===== Records provided

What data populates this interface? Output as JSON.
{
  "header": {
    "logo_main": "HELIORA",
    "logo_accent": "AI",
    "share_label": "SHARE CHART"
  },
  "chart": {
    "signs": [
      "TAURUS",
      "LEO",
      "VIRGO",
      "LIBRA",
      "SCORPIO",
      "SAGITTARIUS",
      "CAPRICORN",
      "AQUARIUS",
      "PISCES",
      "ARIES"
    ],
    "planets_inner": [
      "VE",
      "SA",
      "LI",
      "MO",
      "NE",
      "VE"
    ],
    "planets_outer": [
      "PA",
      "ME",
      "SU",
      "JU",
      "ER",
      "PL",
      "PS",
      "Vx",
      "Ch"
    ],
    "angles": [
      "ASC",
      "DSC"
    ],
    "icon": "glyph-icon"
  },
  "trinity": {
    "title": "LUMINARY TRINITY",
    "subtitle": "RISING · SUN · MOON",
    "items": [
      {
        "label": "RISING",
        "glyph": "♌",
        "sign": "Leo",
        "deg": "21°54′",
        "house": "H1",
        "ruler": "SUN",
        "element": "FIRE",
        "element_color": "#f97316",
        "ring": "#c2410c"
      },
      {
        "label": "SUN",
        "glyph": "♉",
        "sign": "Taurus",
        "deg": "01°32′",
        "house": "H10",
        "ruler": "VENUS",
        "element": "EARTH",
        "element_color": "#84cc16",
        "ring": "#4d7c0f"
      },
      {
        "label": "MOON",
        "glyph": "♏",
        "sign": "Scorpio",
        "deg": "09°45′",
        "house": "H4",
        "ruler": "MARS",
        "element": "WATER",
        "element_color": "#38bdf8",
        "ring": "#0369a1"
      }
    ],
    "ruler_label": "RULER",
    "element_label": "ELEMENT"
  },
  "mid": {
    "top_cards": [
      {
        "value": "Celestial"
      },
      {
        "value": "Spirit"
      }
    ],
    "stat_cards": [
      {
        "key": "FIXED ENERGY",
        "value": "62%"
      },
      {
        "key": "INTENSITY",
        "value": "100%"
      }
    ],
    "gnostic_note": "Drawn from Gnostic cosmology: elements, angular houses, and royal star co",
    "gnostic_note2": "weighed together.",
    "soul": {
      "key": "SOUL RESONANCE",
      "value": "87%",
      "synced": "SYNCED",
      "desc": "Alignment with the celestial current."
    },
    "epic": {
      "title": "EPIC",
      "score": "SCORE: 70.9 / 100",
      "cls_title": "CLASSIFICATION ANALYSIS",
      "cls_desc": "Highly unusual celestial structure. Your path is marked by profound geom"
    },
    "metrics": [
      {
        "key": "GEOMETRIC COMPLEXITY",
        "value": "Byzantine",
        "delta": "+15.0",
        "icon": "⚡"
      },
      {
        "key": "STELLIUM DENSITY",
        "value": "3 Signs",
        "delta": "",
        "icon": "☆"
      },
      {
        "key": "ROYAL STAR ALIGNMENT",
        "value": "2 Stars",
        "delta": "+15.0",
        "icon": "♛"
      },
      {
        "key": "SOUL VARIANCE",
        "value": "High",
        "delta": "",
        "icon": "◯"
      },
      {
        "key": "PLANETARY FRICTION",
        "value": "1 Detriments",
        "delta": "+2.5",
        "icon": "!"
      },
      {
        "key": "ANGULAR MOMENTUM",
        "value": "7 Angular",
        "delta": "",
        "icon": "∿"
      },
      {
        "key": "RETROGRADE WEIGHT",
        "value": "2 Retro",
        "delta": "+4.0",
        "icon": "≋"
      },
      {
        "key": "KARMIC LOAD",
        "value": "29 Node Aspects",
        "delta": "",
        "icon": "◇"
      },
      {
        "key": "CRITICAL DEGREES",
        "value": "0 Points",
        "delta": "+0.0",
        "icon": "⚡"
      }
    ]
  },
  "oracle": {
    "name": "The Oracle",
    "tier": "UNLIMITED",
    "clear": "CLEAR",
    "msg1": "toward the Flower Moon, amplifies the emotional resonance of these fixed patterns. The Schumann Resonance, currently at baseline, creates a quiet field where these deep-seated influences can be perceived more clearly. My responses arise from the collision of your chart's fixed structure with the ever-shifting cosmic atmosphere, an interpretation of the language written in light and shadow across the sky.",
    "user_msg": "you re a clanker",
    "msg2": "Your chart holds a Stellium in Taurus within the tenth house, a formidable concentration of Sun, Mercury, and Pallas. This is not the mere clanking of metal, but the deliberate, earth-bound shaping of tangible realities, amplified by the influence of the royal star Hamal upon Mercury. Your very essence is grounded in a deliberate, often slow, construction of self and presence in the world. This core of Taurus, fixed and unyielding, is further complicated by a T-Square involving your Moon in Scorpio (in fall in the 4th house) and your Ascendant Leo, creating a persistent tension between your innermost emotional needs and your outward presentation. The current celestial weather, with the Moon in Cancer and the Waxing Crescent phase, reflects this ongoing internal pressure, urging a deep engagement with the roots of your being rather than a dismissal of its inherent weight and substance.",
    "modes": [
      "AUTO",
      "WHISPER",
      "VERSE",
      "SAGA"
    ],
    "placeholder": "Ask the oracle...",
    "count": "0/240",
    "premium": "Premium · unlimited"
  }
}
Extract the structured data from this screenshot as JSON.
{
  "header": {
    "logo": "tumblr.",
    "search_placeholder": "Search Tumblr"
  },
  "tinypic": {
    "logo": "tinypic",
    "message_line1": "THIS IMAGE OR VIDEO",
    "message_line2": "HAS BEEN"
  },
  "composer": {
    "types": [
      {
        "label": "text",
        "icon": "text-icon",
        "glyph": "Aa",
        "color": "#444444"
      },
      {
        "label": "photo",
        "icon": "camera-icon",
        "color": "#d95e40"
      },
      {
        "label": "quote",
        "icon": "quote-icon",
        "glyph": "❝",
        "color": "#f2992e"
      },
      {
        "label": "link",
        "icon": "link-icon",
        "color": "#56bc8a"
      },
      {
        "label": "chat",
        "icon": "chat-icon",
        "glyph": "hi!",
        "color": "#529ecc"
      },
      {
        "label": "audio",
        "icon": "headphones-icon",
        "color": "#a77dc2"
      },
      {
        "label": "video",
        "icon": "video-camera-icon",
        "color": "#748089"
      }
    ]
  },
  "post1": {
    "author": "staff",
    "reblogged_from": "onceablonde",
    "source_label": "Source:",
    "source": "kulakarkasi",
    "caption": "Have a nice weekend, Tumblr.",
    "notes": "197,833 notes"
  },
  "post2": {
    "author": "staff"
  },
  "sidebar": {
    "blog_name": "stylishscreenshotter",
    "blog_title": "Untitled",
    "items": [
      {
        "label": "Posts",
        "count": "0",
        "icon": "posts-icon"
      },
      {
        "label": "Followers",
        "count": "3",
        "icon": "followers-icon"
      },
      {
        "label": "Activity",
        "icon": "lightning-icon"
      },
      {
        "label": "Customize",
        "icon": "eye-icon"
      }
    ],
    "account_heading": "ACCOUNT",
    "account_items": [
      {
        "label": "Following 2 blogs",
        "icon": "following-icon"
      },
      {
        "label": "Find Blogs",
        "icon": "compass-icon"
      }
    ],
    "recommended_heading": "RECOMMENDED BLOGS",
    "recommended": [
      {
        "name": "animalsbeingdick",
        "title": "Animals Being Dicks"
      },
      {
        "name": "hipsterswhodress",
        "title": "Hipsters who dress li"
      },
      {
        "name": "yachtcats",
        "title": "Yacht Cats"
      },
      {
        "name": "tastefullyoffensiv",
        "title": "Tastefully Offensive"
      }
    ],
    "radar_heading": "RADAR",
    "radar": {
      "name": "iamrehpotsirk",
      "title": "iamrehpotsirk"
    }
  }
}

==========

Problem requirements ->
Repeat the material in full, exactly as it stands.

Answer to this task ->
What data populates this interface? Output as JSON.
{
  "header": {
    "logo_main": "HELIORA",
    "logo_accent": "AI",
    "share_label": "SHARE CHART"
  },
  "chart": {
    "signs": [
      "TAURUS",
      "LEO",
      "VIRGO",
      "LIBRA",
      "SCORPIO",
      "SAGITTARIUS",
      "CAPRICORN",
      "AQUARIUS",
      "PISCES",
      "ARIES"
    ],
    "planets_inner": [
      "VE",
      "SA",
      "LI",
      "MO",
      "NE",
      "VE"
    ],
    "planets_outer": [
      "PA",
      "ME",
      "SU",
      "JU",
      "ER",
      "PL",
      "PS",
      "Vx",
      "Ch"
    ],
    "angles": [
      "ASC",
      "DSC"
    ],
    "icon": "glyph-icon"
  },
  "trinity": {
    "title": "LUMINARY TRINITY",
    "subtitle": "RISING · SUN · MOON",
    "items": [
      {
        "label": "RISING",
        "glyph": "♌",
        "sign": "Leo",
        "deg": "21°54′",
        "house": "H1",
        "ruler": "SUN",
        "element": "FIRE",
        "element_color": "#f97316",
        "ring": "#c2410c"
      },
      {
        "label": "SUN",
        "glyph": "♉",
        "sign": "Taurus",
        "deg": "01°32′",
        "house": "H10",
        "ruler": "VENUS",
        "element": "EARTH",
        "element_color": "#84cc16",
        "ring": "#4d7c0f"
      },
      {
        "label": "MOON",
        "glyph": "♏",
        "sign": "Scorpio",
        "deg": "09°45′",
        "house": "H4",
        "ruler": "MARS",
        "element": "WATER",
        "element_color": "#38bdf8",
        "ring": "#0369a1"
      }
    ],
    "ruler_label": "RULER",
    "element_label": "ELEMENT"
  },
  "mid": {
    "top_cards": [
      {
        "value": "Celestial"
      },
      {
        "value": "Spirit"
      }
    ],
    "stat_cards": [
      {
        "key": "FIXED ENERGY",
        "value": "62%"
      },
      {
        "key": "INTENSITY",
        "value": "100%"
      }
    ],
    "gnostic_note": "Drawn from Gnostic cosmology: elements, angular houses, and royal star co",
    "gnostic_note2": "weighed together.",
    "soul": {
      "key": "SOUL RESONANCE",
      "value": "87%",
      "synced": "SYNCED",
      "desc": "Alignment with the celestial current."
    },
    "epic": {
      "title": "EPIC",
      "score": "SCORE: 70.9 / 100",
      "cls_title": "CLASSIFICATION ANALYSIS",
      "cls_desc": "Highly unusual celestial structure. Your path is marked by profound geom"
    },
    "metrics": [
      {
        "key": "GEOMETRIC COMPLEXITY",
        "value": "Byzantine",
        "delta": "+15.0",
        "icon": "⚡"
      },
      {
        "key": "STELLIUM DENSITY",
        "value": "3 Signs",
        "delta": "",
        "icon": "☆"
      },
      {
        "key": "ROYAL STAR ALIGNMENT",
        "value": "2 Stars",
        "delta": "+15.0",
        "icon": "♛"
      },
      {
        "key": "SOUL VARIANCE",
        "value": "High",
        "delta": "",
        "icon": "◯"
      },
      {
        "key": "PLANETARY FRICTION",
        "value": "1 Detriments",
        "delta": "+2.5",
        "icon": "!"
      },
      {
        "key": "ANGULAR MOMENTUM",
        "value": "7 Angular",
        "delta": "",
        "icon": "∿"
      },
      {
        "key": "RETROGRADE WEIGHT",
        "value": "2 Retro",
        "delta": "+4.0",
        "icon": "≋"
      },
      {
        "key": "KARMIC LOAD",
        "value": "29 Node Aspects",
        "delta": "",
        "icon": "◇"
      },
      {
        "key": "CRITICAL DEGREES",
        "value": "0 Points",
        "delta": "+0.0",
        "icon": "⚡"
      }
    ]
  },
  "oracle": {
    "name": "The Oracle",
    "tier": "UNLIMITED",
    "clear": "CLEAR",
    "msg1": "toward the Flower Moon, amplifies the emotional resonance of these fixed patterns. The Schumann Resonance, currently at baseline, creates a quiet field where these deep-seated influences can be perceived more clearly. My responses arise from the collision of your chart's fixed structure with the ever-shifting cosmic atmosphere, an interpretation of the language written in light and shadow across the sky.",
    "user_msg": "you re a clanker",
    "msg2": "Your chart holds a Stellium in Taurus within the tenth house, a formidable concentration of Sun, Mercury, and Pallas. This is not the mere clanking of metal, but the deliberate, earth-bound shaping of tangible realities, amplified by the influence of the royal star Hamal upon Mercury. Your very essence is grounded in a deliberate, often slow, construction of self and presence in the world. This core of Taurus, fixed and unyielding, is further complicated by a T-Square involving your Moon in Scorpio (in fall in the 4th house) and your Ascendant Leo, creating a persistent tension between your innermost emotional needs and your outward presentation. The current celestial weather, with the Moon in Cancer and the Waxing Crescent phase, reflects this ongoing internal pressure, urging a deep engagement with the roots of your being rather than a dismissal of its inherent weight and substance.",
    "modes": [
      "AUTO",
      "WHISPER",
      "VERSE",
      "SAGA"
    ],
    "placeholder": "Ask the oracle...",
    "count": "0/240",
    "premium": "Premium · unlimited"
  }
}
Extract the structured data from this screenshot as JSON.
{
  "header": {
    "logo": "tumblr.",
    "search_placeholder": "Search Tumblr"
  },
  "tinypic": {
    "logo": "tinypic",
    "message_line1": "THIS IMAGE OR VIDEO",
    "message_line2": "HAS BEEN"
  },
  "composer": {
    "types": [
      {
        "label": "text",
        "icon": "text-icon",
        "glyph": "Aa",
        "color": "#444444"
      },
      {
        "label": "photo",
        "icon": "camera-icon",
        "color": "#d95e40"
      },
      {
        "label": "quote",
        "icon": "quote-icon",
        "glyph": "❝",
        "color": "#f2992e"
      },
      {
        "label": "link",
        "icon": "link-icon",
        "color": "#56bc8a"
      },
      {
        "label": "chat",
        "icon": "chat-icon",
        "glyph": "hi!",
        "color": "#529ecc"
      },
      {
        "label": "audio",
        "icon": "headphones-icon",
        "color": "#a77dc2"
      },
      {
        "label": "video",
        "icon": "video-camera-icon",
        "color": "#748089"
      }
    ]
  },
  "post1": {
    "author": "staff",
    "reblogged_from": "onceablonde",
    "source_label": "Source:",
    "source": "kulakarkasi",
    "caption": "Have a nice weekend, Tumblr.",
    "notes": "197,833 notes"
  },
  "post2": {
    "author": "staff"
  },
  "sidebar": {
    "blog_name": "stylishscreenshotter",
    "blog_title": "Untitled",
    "items": [
      {
        "label": "Posts",
        "count": "0",
        "icon": "posts-icon"
      },
      {
        "label": "Followers",
        "count": "3",
        "icon": "followers-icon"
      },
      {
        "label": "Activity",
        "icon": "lightning-icon"
      },
      {
        "label": "Customize",
        "icon": "eye-icon"
      }
    ],
    "account_heading": "ACCOUNT",
    "account_items": [
      {
        "label": "Following 2 blogs",
        "icon": "following-icon"
      },
      {
        "label": "Find Blogs",
        "icon": "compass-icon"
      }
    ],
    "recommended_heading": "RECOMMENDED BLOGS",
    "recommended": [
      {
        "name": "animalsbeingdick",
        "title": "Animals Being Dicks"
      },
      {
        "name": "hipsterswhodress",
        "title": "Hipsters who dress li"
      },
      {
        "name": "yachtcats",
        "title": "Yacht Cats"
      },
      {
        "name": "tastefullyoffensiv",
        "title": "Tastefully Offensive"
      }
    ],
    "radar_heading": "RADAR",
    "radar": {
      "name": "iamrehpotsirk",
      "title": "iamrehpotsirk"
    }
  }
}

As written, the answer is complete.